* [Records shown]:
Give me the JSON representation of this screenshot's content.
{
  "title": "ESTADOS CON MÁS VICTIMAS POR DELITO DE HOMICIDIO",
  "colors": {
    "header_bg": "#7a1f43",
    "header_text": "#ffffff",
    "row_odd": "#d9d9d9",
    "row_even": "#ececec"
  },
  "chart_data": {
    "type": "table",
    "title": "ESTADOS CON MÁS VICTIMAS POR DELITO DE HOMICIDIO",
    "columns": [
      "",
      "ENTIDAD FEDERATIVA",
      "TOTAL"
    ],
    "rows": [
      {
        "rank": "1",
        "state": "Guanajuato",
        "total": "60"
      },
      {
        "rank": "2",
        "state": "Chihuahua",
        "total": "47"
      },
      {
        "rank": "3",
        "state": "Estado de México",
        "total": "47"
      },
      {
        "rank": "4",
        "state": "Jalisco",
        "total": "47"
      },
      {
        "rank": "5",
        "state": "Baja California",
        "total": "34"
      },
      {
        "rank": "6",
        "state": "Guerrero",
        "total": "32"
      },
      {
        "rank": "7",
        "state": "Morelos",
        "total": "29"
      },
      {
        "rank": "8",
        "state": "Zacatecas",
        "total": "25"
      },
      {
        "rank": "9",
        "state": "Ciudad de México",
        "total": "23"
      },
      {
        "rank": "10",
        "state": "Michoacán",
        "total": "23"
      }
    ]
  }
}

* [Set task]: Take the lines above and print them exactly.

* [The output]:
Give me the JSON representation of this screenshot's content.
{
  "title": "ESTADOS CON MÁS VICTIMAS POR DELITO DE HOMICIDIO",
  "colors": {
    "header_bg": "#7a1f43",
    "header_text": "#ffffff",
    "row_odd": "#d9d9d9",
    "row_even": "#ececec"
  },
  "chart_data": {
    "type": "table",
    "title": "ESTADOS CON MÁS VICTIMAS POR DELITO DE HOMICIDIO",
    "columns": [
      "",
      "ENTIDAD FEDERATIVA",
      "TOTAL"
    ],
    "rows": [
      {
        "rank": "1",
        "state": "Guanajuato",
        "total": "60"
      },
      {
        "rank": "2",
        "state": "Chihuahua",
        "total": "47"
      },
      {
        "rank": "3",
        "state": "Estado de México",
        "total": "47"
      },
      {
        "rank": "4",
        "state": "Jalisco",
        "total": "47"
      },
      {
        "rank": "5",
        "state": "Baja California",
        "total": "34"
      },
      {
        "rank": "6",
        "state": "Guerrero",
        "total": "32"
      },
      {
        "rank": "7",
        "state": "Morelos",
        "total": "29"
      },
      {
        "rank": "8",
        "state": "Zacatecas",
        "total": "25"
      },
      {
        "rank": "9",
        "state": "Ciudad de México",
        "total": "23"
      },
      {
        "rank": "10",
        "state": "Michoacán",
        "total": "23"
      }
    ]
  }
}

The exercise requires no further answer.